**YOUR GOAL**
An exact copy of the records is required, minus the pictures they hold.

** begin **

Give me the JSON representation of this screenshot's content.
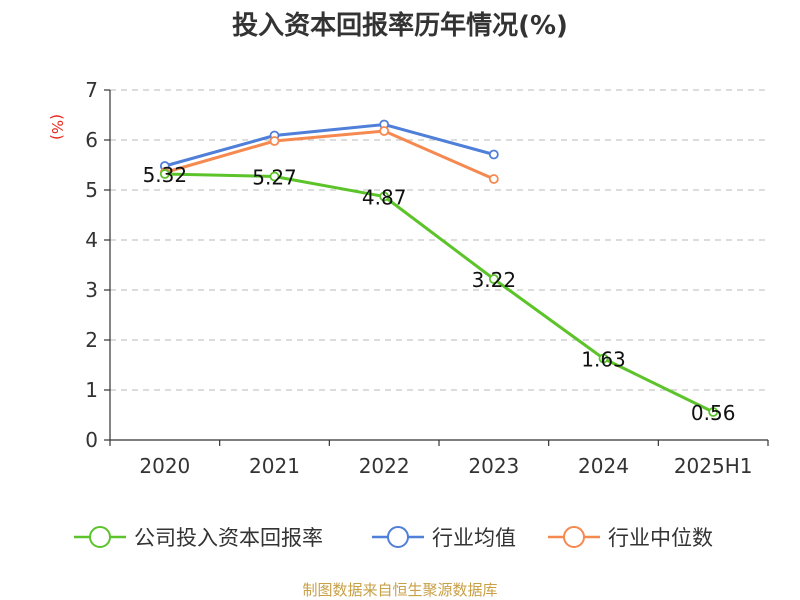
{
  "chart_data": {
    "type": "line",
    "title": "投入资本回报率历年情况(%)",
    "ylabel": "(%)",
    "categories": [
      "2020",
      "2021",
      "2022",
      "2023",
      "2024",
      "2025H1"
    ],
    "ylim": [
      0,
      7
    ],
    "yticks": [
      "0",
      "1",
      "2",
      "3",
      "4",
      "5",
      "6",
      "7"
    ],
    "grid": true,
    "legend_position": "bottom",
    "series": [
      {
        "name": "公司投入资本回报率",
        "color": "#5cc42a",
        "values": [
          5.32,
          5.27,
          4.87,
          3.22,
          1.63,
          0.56
        ],
        "labels": [
          "5.32",
          "5.27",
          "4.87",
          "3.22",
          "1.63",
          "0.56"
        ]
      },
      {
        "name": "行业均值",
        "color": "#4f7fd8",
        "values": [
          5.48,
          6.09,
          6.31,
          5.71,
          null,
          null
        ]
      },
      {
        "name": "行业中位数",
        "color": "#f5894f",
        "values": [
          5.35,
          5.98,
          6.18,
          5.22,
          null,
          null
        ]
      }
    ],
    "source": "制图数据来自恒生聚源数据库"
  }
}
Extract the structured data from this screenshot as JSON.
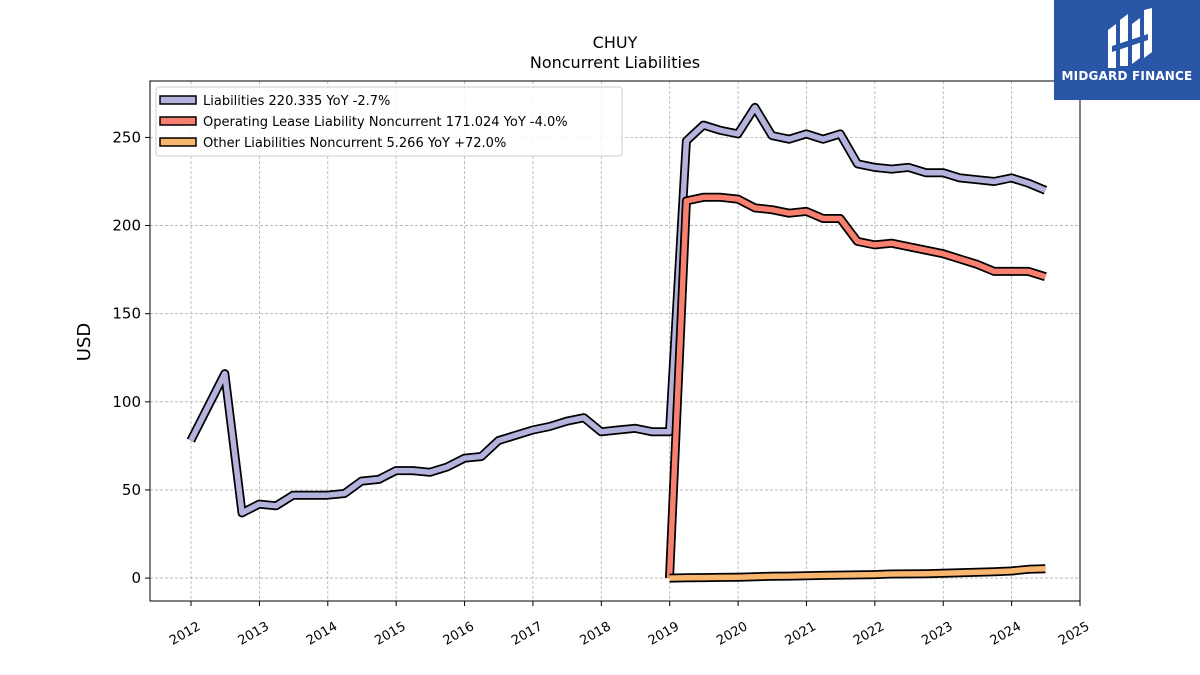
{
  "chart_data": {
    "type": "line",
    "title": "CHUY",
    "subtitle": "Noncurrent  Liabilities",
    "ylabel": "USD",
    "xlabel": "",
    "xlim": [
      2011.4,
      2025.0
    ],
    "ylim": [
      -13,
      282
    ],
    "yticks": [
      0,
      50,
      100,
      150,
      200,
      250
    ],
    "xticks": [
      "2012",
      "2013",
      "2014",
      "2015",
      "2016",
      "2017",
      "2018",
      "2019",
      "2020",
      "2021",
      "2022",
      "2023",
      "2024",
      "2025"
    ],
    "grid": true,
    "legend_position": "top-left",
    "series": [
      {
        "name": "Liabilities  220.335 YoY -2.7%",
        "color": "#b3b3dd",
        "x": [
          "2011-12-31",
          "2012-06-30",
          "2012-09-30",
          "2012-12-31",
          "2013-03-31",
          "2013-06-30",
          "2013-09-30",
          "2013-12-31",
          "2014-03-31",
          "2014-06-30",
          "2014-09-30",
          "2014-12-31",
          "2015-03-31",
          "2015-06-30",
          "2015-09-30",
          "2015-12-31",
          "2016-03-31",
          "2016-06-30",
          "2016-09-30",
          "2016-12-31",
          "2017-03-31",
          "2017-06-30",
          "2017-09-30",
          "2017-12-31",
          "2018-03-31",
          "2018-06-30",
          "2018-09-30",
          "2018-12-31",
          "2019-03-31",
          "2019-06-30",
          "2019-09-30",
          "2019-12-31",
          "2020-03-31",
          "2020-06-30",
          "2020-09-30",
          "2020-12-31",
          "2021-03-31",
          "2021-06-30",
          "2021-09-30",
          "2021-12-31",
          "2022-03-31",
          "2022-06-30",
          "2022-09-30",
          "2022-12-31",
          "2023-03-31",
          "2023-06-30",
          "2023-09-30",
          "2023-12-31",
          "2024-03-31",
          "2024-06-30"
        ],
        "values": [
          78,
          116,
          37,
          42,
          41,
          47,
          47,
          47,
          48,
          55,
          56,
          61,
          61,
          60,
          63,
          68,
          69,
          78,
          81,
          84,
          86,
          89,
          91,
          83,
          84,
          85,
          83,
          83,
          248,
          257,
          254,
          252,
          267,
          251,
          249,
          252,
          249,
          252,
          235,
          233,
          232,
          233,
          230,
          230,
          227,
          226,
          225,
          227,
          224,
          220
        ]
      },
      {
        "name": "Operating Lease Liability Noncurrent  171.024 YoY -4.0%",
        "color": "#f88070",
        "x": [
          "2018-12-31",
          "2019-03-31",
          "2019-06-30",
          "2019-09-30",
          "2019-12-31",
          "2020-03-31",
          "2020-06-30",
          "2020-09-30",
          "2020-12-31",
          "2021-03-31",
          "2021-06-30",
          "2021-09-30",
          "2021-12-31",
          "2022-03-31",
          "2022-06-30",
          "2022-09-30",
          "2022-12-31",
          "2023-03-31",
          "2023-06-30",
          "2023-09-30",
          "2023-12-31",
          "2024-03-31",
          "2024-06-30"
        ],
        "values": [
          0,
          214,
          216,
          216,
          215,
          210,
          209,
          207,
          208,
          204,
          204,
          191,
          189,
          190,
          188,
          186,
          184,
          181,
          178,
          174,
          174,
          174,
          171
        ]
      },
      {
        "name": "Other Liabilities Noncurrent  5.266 YoY +72.0%",
        "color": "#f7b56d",
        "x": [
          "2018-12-31",
          "2019-03-31",
          "2019-06-30",
          "2019-09-30",
          "2019-12-31",
          "2020-03-31",
          "2020-06-30",
          "2020-09-30",
          "2020-12-31",
          "2021-03-31",
          "2021-06-30",
          "2021-09-30",
          "2021-12-31",
          "2022-03-31",
          "2022-06-30",
          "2022-09-30",
          "2022-12-31",
          "2023-03-31",
          "2023-06-30",
          "2023-09-30",
          "2023-12-31",
          "2024-03-31",
          "2024-06-30"
        ],
        "values": [
          0,
          0.2,
          0.3,
          0.4,
          0.5,
          0.8,
          1.0,
          1.1,
          1.3,
          1.5,
          1.7,
          1.8,
          2.0,
          2.3,
          2.4,
          2.5,
          2.7,
          3.0,
          3.3,
          3.6,
          4.0,
          5.0,
          5.3
        ]
      }
    ]
  },
  "logo": {
    "text": "MIDGARD FINANCE",
    "background": "#2a56a8"
  }
}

** end **

**EXERCISE SOLUTION**
Give me the JSON representation of this screenshot's content.
{
  "chart_data": {
    "type": "line",
    "title": "投入资本回报率历年情况(%)",
    "ylabel": "(%)",
    "categories": [
      "2020",
      "2021",
      "2022",
      "2023",
      "2024",
      "2025H1"
    ],
    "ylim": [
      0,
      7
    ],
    "yticks": [
      "0",
      "1",
      "2",
      "3",
      "4",
      "5",
      "6",
      "7"
    ],
    "grid": true,
    "legend_position": "bottom",
    "series": [
      {
        "name": "公司投入资本回报率",
        "color": "#5cc42a",
        "values": [
          5.32,
          5.27,
          4.87,
          3.22,
          1.63,
          0.56
        ],
        "labels": [
          "5.32",
          "5.27",
          "4.87",
          "3.22",
          "1.63",
          "0.56"
        ]
      },
      {
        "name": "行业均值",
        "color": "#4f7fd8",
        "values": [
          5.48,
          6.09,
          6.31,
          5.71,
          null,
          null
        ]
      },
      {
        "name": "行业中位数",
        "color": "#f5894f",
        "values": [
          5.35,
          5.98,
          6.18,
          5.22,
          null,
          null
        ]
      }
    ],
    "source": "制图数据来自恒生聚源数据库"
  }
}
Extract the structured data from this screenshot as JSON.
{
  "chart_data": {
    "type": "line",
    "title": "CHUY",
    "subtitle": "Noncurrent  Liabilities",
    "ylabel": "USD",
    "xlabel": "",
    "xlim": [
      2011.4,
      2025.0
    ],
    "ylim": [
      -13,
      282
    ],
    "yticks": [
      0,
      50,
      100,
      150,
      200,
      250
    ],
    "xticks": [
      "2012",
      "2013",
      "2014",
      "2015",
      "2016",
      "2017",
      "2018",
      "2019",
      "2020",
      "2021",
      "2022",
      "2023",
      "2024",
      "2025"
    ],
    "grid": true,
    "legend_position": "top-left",
    "series": [
      {
        "name": "Liabilities  220.335 YoY -2.7%",
        "color": "#b3b3dd",
        "x": [
          "2011-12-31",
          "2012-06-30",
          "2012-09-30",
          "2012-12-31",
          "2013-03-31",
          "2013-06-30",
          "2013-09-30",
          "2013-12-31",
          "2014-03-31",
          "2014-06-30",
          "2014-09-30",
          "2014-12-31",
          "2015-03-31",
          "2015-06-30",
          "2015-09-30",
          "2015-12-31",
          "2016-03-31",
          "2016-06-30",
          "2016-09-30",
          "2016-12-31",
          "2017-03-31",
          "2017-06-30",
          "2017-09-30",
          "2017-12-31",
          "2018-03-31",
          "2018-06-30",
          "2018-09-30",
          "2018-12-31",
          "2019-03-31",
          "2019-06-30",
          "2019-09-30",
          "2019-12-31",
          "2020-03-31",
          "2020-06-30",
          "2020-09-30",
          "2020-12-31",
          "2021-03-31",
          "2021-06-30",
          "2021-09-30",
          "2021-12-31",
          "2022-03-31",
          "2022-06-30",
          "2022-09-30",
          "2022-12-31",
          "2023-03-31",
          "2023-06-30",
          "2023-09-30",
          "2023-12-31",
          "2024-03-31",
          "2024-06-30"
        ],
        "values": [
          78,
          116,
          37,
          42,
          41,
          47,
          47,
          47,
          48,
          55,
          56,
          61,
          61,
          60,
          63,
          68,
          69,
          78,
          81,
          84,
          86,
          89,
          91,
          83,
          84,
          85,
          83,
          83,
          248,
          257,
          254,
          252,
          267,
          251,
          249,
          252,
          249,
          252,
          235,
          233,
          232,
          233,
          230,
          230,
          227,
          226,
          225,
          227,
          224,
          220
        ]
      },
      {
        "name": "Operating Lease Liability Noncurrent  171.024 YoY -4.0%",
        "color": "#f88070",
        "x": [
          "2018-12-31",
          "2019-03-31",
          "2019-06-30",
          "2019-09-30",
          "2019-12-31",
          "2020-03-31",
          "2020-06-30",
          "2020-09-30",
          "2020-12-31",
          "2021-03-31",
          "2021-06-30",
          "2021-09-30",
          "2021-12-31",
          "2022-03-31",
          "2022-06-30",
          "2022-09-30",
          "2022-12-31",
          "2023-03-31",
          "2023-06-30",
          "2023-09-30",
          "2023-12-31",
          "2024-03-31",
          "2024-06-30"
        ],
        "values": [
          0,
          214,
          216,
          216,
          215,
          210,
          209,
          207,
          208,
          204,
          204,
          191,
          189,
          190,
          188,
          186,
          184,
          181,
          178,
          174,
          174,
          174,
          171
        ]
      },
      {
        "name": "Other Liabilities Noncurrent  5.266 YoY +72.0%",
        "color": "#f7b56d",
        "x": [
          "2018-12-31",
          "2019-03-31",
          "2019-06-30",
          "2019-09-30",
          "2019-12-31",
          "2020-03-31",
          "2020-06-30",
          "2020-09-30",
          "2020-12-31",
          "2021-03-31",
          "2021-06-30",
          "2021-09-30",
          "2021-12-31",
          "2022-03-31",
          "2022-06-30",
          "2022-09-30",
          "2022-12-31",
          "2023-03-31",
          "2023-06-30",
          "2023-09-30",
          "2023-12-31",
          "2024-03-31",
          "2024-06-30"
        ],
        "values": [
          0,
          0.2,
          0.3,
          0.4,
          0.5,
          0.8,
          1.0,
          1.1,
          1.3,
          1.5,
          1.7,
          1.8,
          2.0,
          2.3,
          2.4,
          2.5,
          2.7,
          3.0,
          3.3,
          3.6,
          4.0,
          5.0,
          5.3
        ]
      }
    ]
  },
  "logo": {
    "text": "MIDGARD FINANCE",
    "background": "#2a56a8"
  }
}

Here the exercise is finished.